◆ **Stored records**

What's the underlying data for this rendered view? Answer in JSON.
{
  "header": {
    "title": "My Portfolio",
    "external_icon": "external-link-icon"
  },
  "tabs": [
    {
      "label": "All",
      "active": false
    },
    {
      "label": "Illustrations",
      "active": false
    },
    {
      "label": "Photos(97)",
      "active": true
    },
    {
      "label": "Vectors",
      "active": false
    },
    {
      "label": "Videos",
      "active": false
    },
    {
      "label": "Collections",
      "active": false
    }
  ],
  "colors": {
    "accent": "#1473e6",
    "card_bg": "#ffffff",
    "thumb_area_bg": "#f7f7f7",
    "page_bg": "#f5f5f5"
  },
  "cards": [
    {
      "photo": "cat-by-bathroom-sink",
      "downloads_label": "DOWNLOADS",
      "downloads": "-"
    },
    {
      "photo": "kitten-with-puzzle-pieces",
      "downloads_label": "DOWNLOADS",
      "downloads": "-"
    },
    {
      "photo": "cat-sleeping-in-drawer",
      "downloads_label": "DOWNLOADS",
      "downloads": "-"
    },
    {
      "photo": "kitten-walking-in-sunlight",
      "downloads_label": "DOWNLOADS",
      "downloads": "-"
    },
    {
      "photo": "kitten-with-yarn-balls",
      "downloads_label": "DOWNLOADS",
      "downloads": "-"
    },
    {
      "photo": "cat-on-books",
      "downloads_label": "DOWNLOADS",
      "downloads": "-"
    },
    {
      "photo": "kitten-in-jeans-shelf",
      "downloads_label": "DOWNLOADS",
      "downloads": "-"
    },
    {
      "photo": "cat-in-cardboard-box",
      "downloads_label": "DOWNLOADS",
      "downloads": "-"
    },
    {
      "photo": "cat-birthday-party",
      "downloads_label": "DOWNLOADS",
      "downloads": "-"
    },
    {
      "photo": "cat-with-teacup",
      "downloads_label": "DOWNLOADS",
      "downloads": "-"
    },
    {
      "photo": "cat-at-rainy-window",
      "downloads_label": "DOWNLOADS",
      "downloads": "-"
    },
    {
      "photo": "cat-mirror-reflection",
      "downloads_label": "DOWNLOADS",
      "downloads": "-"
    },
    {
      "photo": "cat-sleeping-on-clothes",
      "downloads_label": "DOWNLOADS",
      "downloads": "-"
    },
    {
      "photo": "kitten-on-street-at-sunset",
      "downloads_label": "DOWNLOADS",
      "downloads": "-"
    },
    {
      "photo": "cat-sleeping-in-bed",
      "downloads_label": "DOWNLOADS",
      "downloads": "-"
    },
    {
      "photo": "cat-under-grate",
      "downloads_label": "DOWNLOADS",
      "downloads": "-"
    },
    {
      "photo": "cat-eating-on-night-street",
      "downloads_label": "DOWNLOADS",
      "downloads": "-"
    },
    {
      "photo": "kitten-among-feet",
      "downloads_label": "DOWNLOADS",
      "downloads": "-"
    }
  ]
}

◆ **Short exercise**
Give all the entries again exactly; leave none out.

◆ **Exercise solution**
What's the underlying data for this rendered view? Answer in JSON.
{
  "header": {
    "title": "My Portfolio",
    "external_icon": "external-link-icon"
  },
  "tabs": [
    {
      "label": "All",
      "active": false
    },
    {
      "label": "Illustrations",
      "active": false
    },
    {
      "label": "Photos(97)",
      "active": true
    },
    {
      "label": "Vectors",
      "active": false
    },
    {
      "label": "Videos",
      "active": false
    },
    {
      "label": "Collections",
      "active": false
    }
  ],
  "colors": {
    "accent": "#1473e6",
    "card_bg": "#ffffff",
    "thumb_area_bg": "#f7f7f7",
    "page_bg": "#f5f5f5"
  },
  "cards": [
    {
      "photo": "cat-by-bathroom-sink",
      "downloads_label": "DOWNLOADS",
      "downloads": "-"
    },
    {
      "photo": "kitten-with-puzzle-pieces",
      "downloads_label": "DOWNLOADS",
      "downloads": "-"
    },
    {
      "photo": "cat-sleeping-in-drawer",
      "downloads_label": "DOWNLOADS",
      "downloads": "-"
    },
    {
      "photo": "kitten-walking-in-sunlight",
      "downloads_label": "DOWNLOADS",
      "downloads": "-"
    },
    {
      "photo": "kitten-with-yarn-balls",
      "downloads_label": "DOWNLOADS",
      "downloads": "-"
    },
    {
      "photo": "cat-on-books",
      "downloads_label": "DOWNLOADS",
      "downloads": "-"
    },
    {
      "photo": "kitten-in-jeans-shelf",
      "downloads_label": "DOWNLOADS",
      "downloads": "-"
    },
    {
      "photo": "cat-in-cardboard-box",
      "downloads_label": "DOWNLOADS",
      "downloads": "-"
    },
    {
      "photo": "cat-birthday-party",
      "downloads_label": "DOWNLOADS",
      "downloads": "-"
    },
    {
      "photo": "cat-with-teacup",
      "downloads_label": "DOWNLOADS",
      "downloads": "-"
    },
    {
      "photo": "cat-at-rainy-window",
      "downloads_label": "DOWNLOADS",
      "downloads": "-"
    },
    {
      "photo": "cat-mirror-reflection",
      "downloads_label": "DOWNLOADS",
      "downloads": "-"
    },
    {
      "photo": "cat-sleeping-on-clothes",
      "downloads_label": "DOWNLOADS",
      "downloads": "-"
    },
    {
      "photo": "kitten-on-street-at-sunset",
      "downloads_label": "DOWNLOADS",
      "downloads": "-"
    },
    {
      "photo": "cat-sleeping-in-bed",
      "downloads_label": "DOWNLOADS",
      "downloads": "-"
    },
    {
      "photo": "cat-under-grate",
      "downloads_label": "DOWNLOADS",
      "downloads": "-"
    },
    {
      "photo": "cat-eating-on-night-street",
      "downloads_label": "DOWNLOADS",
      "downloads": "-"
    },
    {
      "photo": "kitten-among-feet",
      "downloads_label": "DOWNLOADS",
      "downloads": "-"
    }
  ]
}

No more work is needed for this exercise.